======== Exercise material ========
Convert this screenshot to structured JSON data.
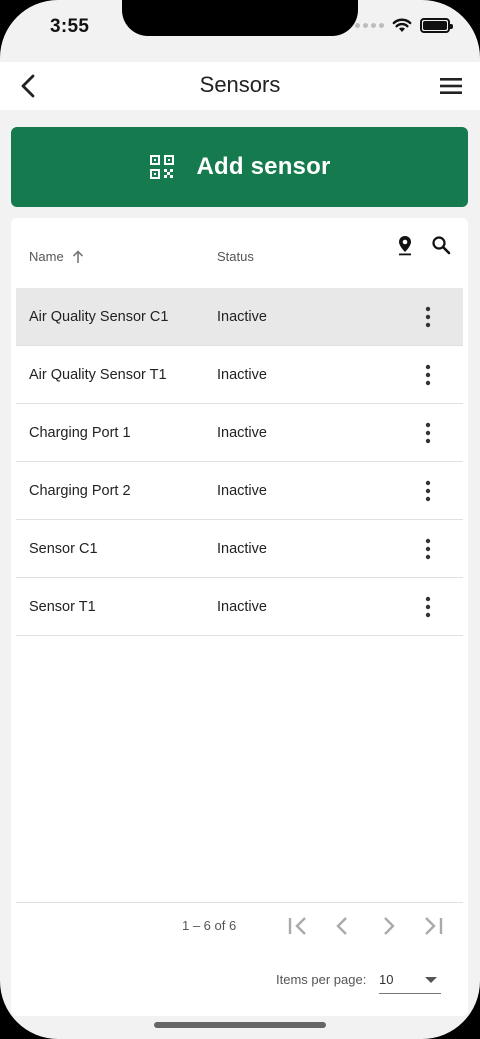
{
  "status_bar": {
    "time": "3:55"
  },
  "appbar": {
    "title": "Sensors"
  },
  "add_button": {
    "label": "Add sensor"
  },
  "table": {
    "columns": {
      "name": "Name",
      "status": "Status"
    },
    "rows": [
      {
        "name": "Air Quality Sensor C1",
        "status": "Inactive"
      },
      {
        "name": "Air Quality Sensor T1",
        "status": "Inactive"
      },
      {
        "name": "Charging Port 1",
        "status": "Inactive"
      },
      {
        "name": "Charging Port 2",
        "status": "Inactive"
      },
      {
        "name": "Sensor C1",
        "status": "Inactive"
      },
      {
        "name": "Sensor T1",
        "status": "Inactive"
      }
    ]
  },
  "paginator": {
    "range_label": "1 – 6 of 6",
    "items_per_page_label": "Items per page:",
    "items_per_page_value": "10"
  },
  "colors": {
    "accent": "#157a4d",
    "selected_row": "#e8e8e8"
  }
}
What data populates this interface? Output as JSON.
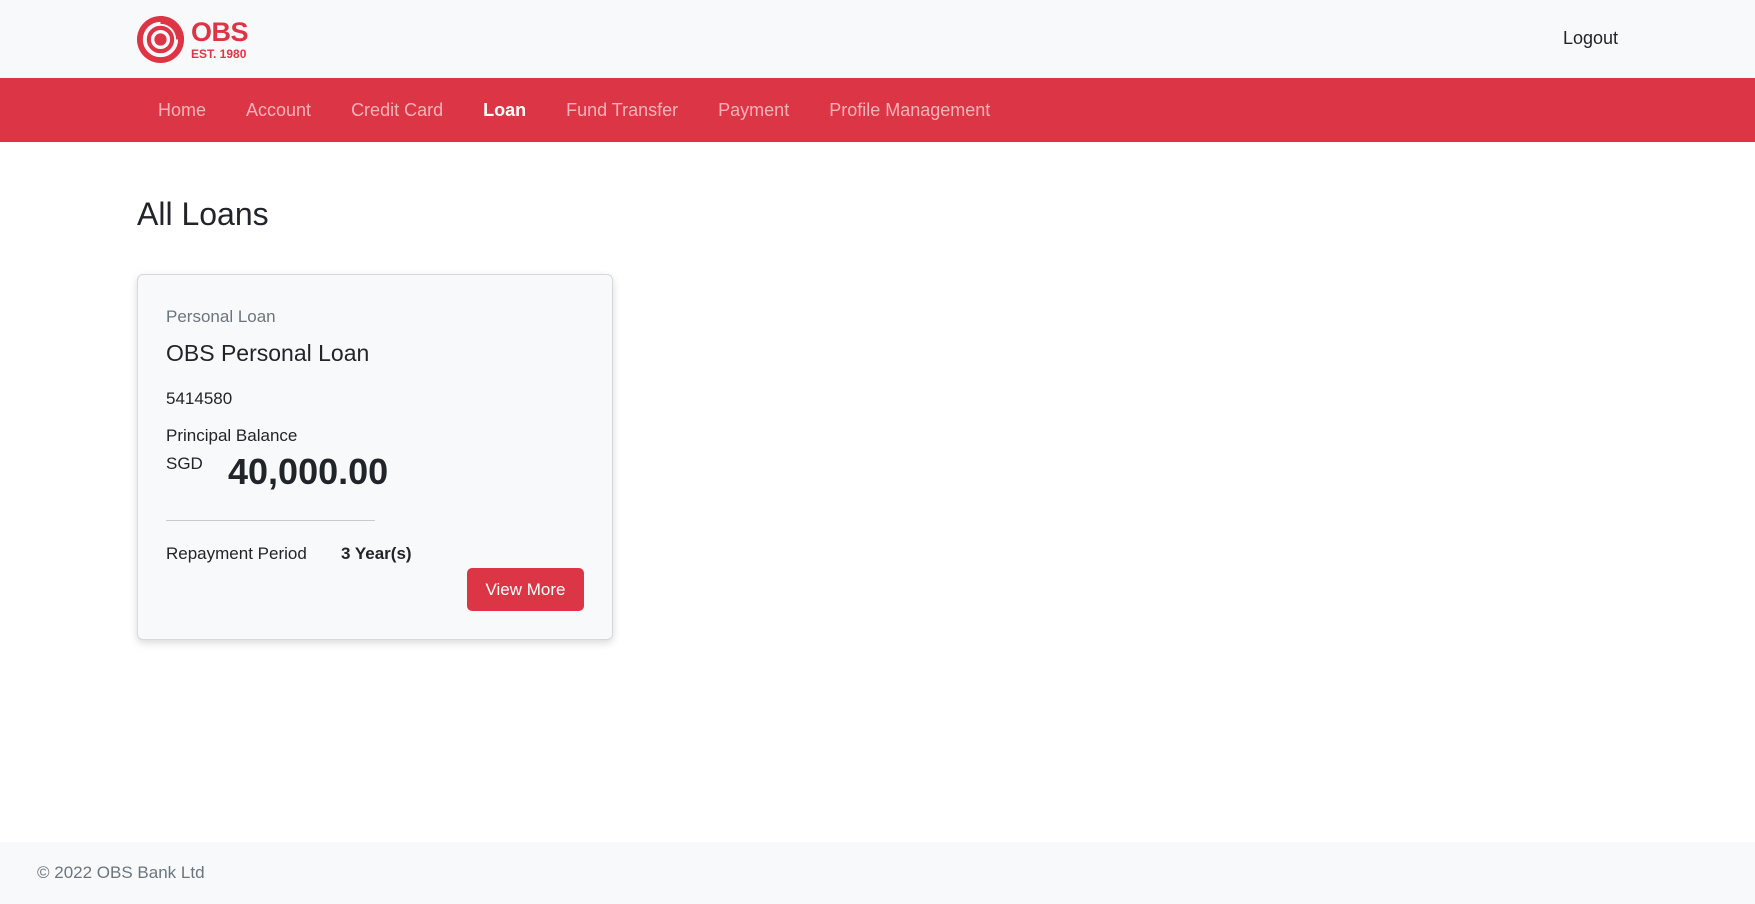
{
  "header": {
    "logo": {
      "name": "OBS",
      "est": "EST. 1980",
      "icon": "obs-ring-logo"
    },
    "logout_label": "Logout"
  },
  "nav": {
    "items": [
      {
        "label": "Home",
        "active": false
      },
      {
        "label": "Account",
        "active": false
      },
      {
        "label": "Credit Card",
        "active": false
      },
      {
        "label": "Loan",
        "active": true
      },
      {
        "label": "Fund Transfer",
        "active": false
      },
      {
        "label": "Payment",
        "active": false
      },
      {
        "label": "Profile Management",
        "active": false
      }
    ]
  },
  "main": {
    "title": "All Loans",
    "loans": [
      {
        "type": "Personal Loan",
        "name": "OBS Personal Loan",
        "account_number": "5414580",
        "balance_label": "Principal Balance",
        "currency": "SGD",
        "balance": "40,000.00",
        "repayment_label": "Repayment Period",
        "repayment_value": "3 Year(s)",
        "button_label": "View More"
      }
    ]
  },
  "footer": {
    "copyright": "© 2022 OBS Bank Ltd"
  },
  "colors": {
    "brand": "#dc3545",
    "header_bg": "#f8f9fa",
    "card_bg": "#f8f9fa"
  }
}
========
◆ Goal
Would you set down the listing exactly, omitting pictures?

◆ Answer to the exercise
Convert this screenshot to structured JSON data.
{
  "status_bar": {
    "time": "3:55"
  },
  "appbar": {
    "title": "Sensors"
  },
  "add_button": {
    "label": "Add sensor"
  },
  "table": {
    "columns": {
      "name": "Name",
      "status": "Status"
    },
    "rows": [
      {
        "name": "Air Quality Sensor C1",
        "status": "Inactive"
      },
      {
        "name": "Air Quality Sensor T1",
        "status": "Inactive"
      },
      {
        "name": "Charging Port 1",
        "status": "Inactive"
      },
      {
        "name": "Charging Port 2",
        "status": "Inactive"
      },
      {
        "name": "Sensor C1",
        "status": "Inactive"
      },
      {
        "name": "Sensor T1",
        "status": "Inactive"
      }
    ]
  },
  "paginator": {
    "range_label": "1 – 6 of 6",
    "items_per_page_label": "Items per page:",
    "items_per_page_value": "10"
  },
  "colors": {
    "accent": "#157a4d",
    "selected_row": "#e8e8e8"
  }
}
What data populates this interface? Output as JSON.
{
  "header": {
    "logo": {
      "name": "OBS",
      "est": "EST. 1980",
      "icon": "obs-ring-logo"
    },
    "logout_label": "Logout"
  },
  "nav": {
    "items": [
      {
        "label": "Home",
        "active": false
      },
      {
        "label": "Account",
        "active": false
      },
      {
        "label": "Credit Card",
        "active": false
      },
      {
        "label": "Loan",
        "active": true
      },
      {
        "label": "Fund Transfer",
        "active": false
      },
      {
        "label": "Payment",
        "active": false
      },
      {
        "label": "Profile Management",
        "active": false
      }
    ]
  },
  "main": {
    "title": "All Loans",
    "loans": [
      {
        "type": "Personal Loan",
        "name": "OBS Personal Loan",
        "account_number": "5414580",
        "balance_label": "Principal Balance",
        "currency": "SGD",
        "balance": "40,000.00",
        "repayment_label": "Repayment Period",
        "repayment_value": "3 Year(s)",
        "button_label": "View More"
      }
    ]
  },
  "footer": {
    "copyright": "© 2022 OBS Bank Ltd"
  },
  "colors": {
    "brand": "#dc3545",
    "header_bg": "#f8f9fa",
    "card_bg": "#f8f9fa"
  }
}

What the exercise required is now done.